— DATA FOR THE TASK —
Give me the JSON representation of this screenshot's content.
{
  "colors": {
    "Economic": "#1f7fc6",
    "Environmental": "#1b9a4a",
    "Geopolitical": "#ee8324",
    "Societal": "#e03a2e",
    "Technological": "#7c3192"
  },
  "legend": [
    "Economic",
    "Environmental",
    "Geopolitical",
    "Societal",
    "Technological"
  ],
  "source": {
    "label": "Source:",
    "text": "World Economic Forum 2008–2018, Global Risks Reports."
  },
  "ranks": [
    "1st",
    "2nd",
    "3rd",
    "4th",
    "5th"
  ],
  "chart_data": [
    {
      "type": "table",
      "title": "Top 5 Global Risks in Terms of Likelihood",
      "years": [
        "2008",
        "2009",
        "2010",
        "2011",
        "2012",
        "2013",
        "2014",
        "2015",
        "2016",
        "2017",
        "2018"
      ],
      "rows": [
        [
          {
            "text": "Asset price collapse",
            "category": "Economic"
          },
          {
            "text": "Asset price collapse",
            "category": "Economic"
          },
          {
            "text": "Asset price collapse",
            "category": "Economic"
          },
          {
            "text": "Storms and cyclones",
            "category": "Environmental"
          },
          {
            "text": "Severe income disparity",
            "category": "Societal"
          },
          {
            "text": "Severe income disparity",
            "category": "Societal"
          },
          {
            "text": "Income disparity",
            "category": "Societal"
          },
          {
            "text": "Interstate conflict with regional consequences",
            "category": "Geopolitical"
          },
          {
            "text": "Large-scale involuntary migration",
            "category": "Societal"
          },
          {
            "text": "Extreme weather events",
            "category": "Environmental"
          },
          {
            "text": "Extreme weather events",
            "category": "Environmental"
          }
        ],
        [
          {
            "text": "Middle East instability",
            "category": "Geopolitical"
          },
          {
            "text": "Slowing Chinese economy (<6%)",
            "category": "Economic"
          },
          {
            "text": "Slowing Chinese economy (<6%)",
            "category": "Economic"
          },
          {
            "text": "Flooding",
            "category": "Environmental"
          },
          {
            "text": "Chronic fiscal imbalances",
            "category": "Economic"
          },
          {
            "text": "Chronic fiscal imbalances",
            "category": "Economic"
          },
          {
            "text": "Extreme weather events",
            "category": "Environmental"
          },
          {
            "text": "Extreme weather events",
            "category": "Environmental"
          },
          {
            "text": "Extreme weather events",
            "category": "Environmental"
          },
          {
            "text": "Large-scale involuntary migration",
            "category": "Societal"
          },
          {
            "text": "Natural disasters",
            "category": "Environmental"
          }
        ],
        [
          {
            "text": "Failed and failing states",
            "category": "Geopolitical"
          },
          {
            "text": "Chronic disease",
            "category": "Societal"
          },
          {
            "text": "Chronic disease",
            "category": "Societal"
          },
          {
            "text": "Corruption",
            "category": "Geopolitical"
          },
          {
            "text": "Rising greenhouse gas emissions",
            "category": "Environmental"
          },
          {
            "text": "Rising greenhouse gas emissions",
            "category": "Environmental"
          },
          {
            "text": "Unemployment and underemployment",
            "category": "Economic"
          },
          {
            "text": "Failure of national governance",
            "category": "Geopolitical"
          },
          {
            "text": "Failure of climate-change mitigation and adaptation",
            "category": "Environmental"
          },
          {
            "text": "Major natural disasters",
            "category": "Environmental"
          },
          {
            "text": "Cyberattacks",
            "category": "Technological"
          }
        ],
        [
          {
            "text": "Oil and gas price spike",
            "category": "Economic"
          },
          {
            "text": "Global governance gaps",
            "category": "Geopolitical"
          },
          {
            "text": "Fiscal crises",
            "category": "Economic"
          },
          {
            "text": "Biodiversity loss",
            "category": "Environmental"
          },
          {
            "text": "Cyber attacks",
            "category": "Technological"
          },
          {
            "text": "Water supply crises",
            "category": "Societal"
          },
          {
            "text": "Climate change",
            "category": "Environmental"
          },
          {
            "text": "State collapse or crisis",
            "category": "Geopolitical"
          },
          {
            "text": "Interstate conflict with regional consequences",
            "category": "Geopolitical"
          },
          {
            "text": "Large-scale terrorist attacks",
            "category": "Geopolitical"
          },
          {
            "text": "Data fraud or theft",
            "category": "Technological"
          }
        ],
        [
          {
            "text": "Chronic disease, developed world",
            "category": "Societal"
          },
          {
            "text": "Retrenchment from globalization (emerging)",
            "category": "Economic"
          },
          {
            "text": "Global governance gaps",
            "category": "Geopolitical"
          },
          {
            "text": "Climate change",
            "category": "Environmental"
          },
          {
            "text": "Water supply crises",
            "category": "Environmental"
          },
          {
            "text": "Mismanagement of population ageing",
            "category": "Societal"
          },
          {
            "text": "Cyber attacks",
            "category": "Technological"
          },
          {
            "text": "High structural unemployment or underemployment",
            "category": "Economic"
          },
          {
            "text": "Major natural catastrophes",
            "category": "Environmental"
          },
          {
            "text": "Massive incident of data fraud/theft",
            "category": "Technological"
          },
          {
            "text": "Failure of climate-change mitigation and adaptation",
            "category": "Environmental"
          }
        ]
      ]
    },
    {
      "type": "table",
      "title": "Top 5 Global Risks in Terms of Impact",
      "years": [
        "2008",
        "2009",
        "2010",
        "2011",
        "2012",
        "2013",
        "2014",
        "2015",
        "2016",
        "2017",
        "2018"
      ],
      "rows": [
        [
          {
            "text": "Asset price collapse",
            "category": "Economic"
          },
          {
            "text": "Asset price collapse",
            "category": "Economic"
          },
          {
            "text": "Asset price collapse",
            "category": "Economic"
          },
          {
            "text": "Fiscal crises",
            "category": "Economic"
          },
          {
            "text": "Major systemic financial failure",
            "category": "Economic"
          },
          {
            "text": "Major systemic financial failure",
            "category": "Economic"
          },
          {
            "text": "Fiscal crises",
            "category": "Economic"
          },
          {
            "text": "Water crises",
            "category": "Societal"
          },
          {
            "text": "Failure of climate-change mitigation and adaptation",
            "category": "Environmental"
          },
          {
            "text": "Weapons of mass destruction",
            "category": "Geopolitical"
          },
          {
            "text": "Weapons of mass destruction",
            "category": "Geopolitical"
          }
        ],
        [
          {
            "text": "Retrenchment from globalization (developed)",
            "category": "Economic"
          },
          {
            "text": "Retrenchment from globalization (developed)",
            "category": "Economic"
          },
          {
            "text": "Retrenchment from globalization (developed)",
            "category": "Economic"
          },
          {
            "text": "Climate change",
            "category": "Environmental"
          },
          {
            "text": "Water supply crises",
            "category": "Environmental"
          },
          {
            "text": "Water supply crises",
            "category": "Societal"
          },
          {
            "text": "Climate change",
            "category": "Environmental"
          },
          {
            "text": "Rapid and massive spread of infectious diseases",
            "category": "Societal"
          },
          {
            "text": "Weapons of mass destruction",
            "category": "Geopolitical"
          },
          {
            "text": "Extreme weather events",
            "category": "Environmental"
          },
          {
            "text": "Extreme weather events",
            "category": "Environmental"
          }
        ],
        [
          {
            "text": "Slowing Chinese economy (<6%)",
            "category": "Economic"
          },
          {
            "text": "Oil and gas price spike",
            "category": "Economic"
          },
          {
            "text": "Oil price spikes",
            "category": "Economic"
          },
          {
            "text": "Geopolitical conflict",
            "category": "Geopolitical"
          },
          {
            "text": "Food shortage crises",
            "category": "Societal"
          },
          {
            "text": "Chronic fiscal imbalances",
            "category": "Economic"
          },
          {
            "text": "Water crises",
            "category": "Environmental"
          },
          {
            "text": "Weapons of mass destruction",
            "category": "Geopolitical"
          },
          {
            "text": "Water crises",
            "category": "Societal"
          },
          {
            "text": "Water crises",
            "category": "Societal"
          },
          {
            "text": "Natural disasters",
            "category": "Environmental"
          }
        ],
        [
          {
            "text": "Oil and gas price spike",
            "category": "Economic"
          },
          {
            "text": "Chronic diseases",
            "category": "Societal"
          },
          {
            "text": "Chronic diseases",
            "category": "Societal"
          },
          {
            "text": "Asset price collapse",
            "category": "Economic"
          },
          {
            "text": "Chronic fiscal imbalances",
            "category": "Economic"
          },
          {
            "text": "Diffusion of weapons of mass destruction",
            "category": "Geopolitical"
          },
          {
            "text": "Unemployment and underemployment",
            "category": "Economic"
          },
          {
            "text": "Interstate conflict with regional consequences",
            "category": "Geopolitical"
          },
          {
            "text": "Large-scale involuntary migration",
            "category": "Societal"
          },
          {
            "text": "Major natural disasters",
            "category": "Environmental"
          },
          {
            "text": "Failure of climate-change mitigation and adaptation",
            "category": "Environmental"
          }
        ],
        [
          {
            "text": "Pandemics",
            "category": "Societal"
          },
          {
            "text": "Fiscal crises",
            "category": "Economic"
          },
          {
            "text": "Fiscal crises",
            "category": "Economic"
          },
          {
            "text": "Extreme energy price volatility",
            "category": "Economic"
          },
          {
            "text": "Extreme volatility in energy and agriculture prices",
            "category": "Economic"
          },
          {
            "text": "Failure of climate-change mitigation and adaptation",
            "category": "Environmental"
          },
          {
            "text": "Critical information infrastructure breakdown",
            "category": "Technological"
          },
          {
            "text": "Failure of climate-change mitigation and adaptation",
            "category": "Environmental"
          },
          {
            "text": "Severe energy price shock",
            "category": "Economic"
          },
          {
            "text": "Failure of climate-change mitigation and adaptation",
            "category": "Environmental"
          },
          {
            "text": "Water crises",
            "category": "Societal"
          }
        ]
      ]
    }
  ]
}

— EXERCISE OBJECTIVE —
Count the lines above that contain the word "energy". Give only the number.

— OUTPUT BELOW —
3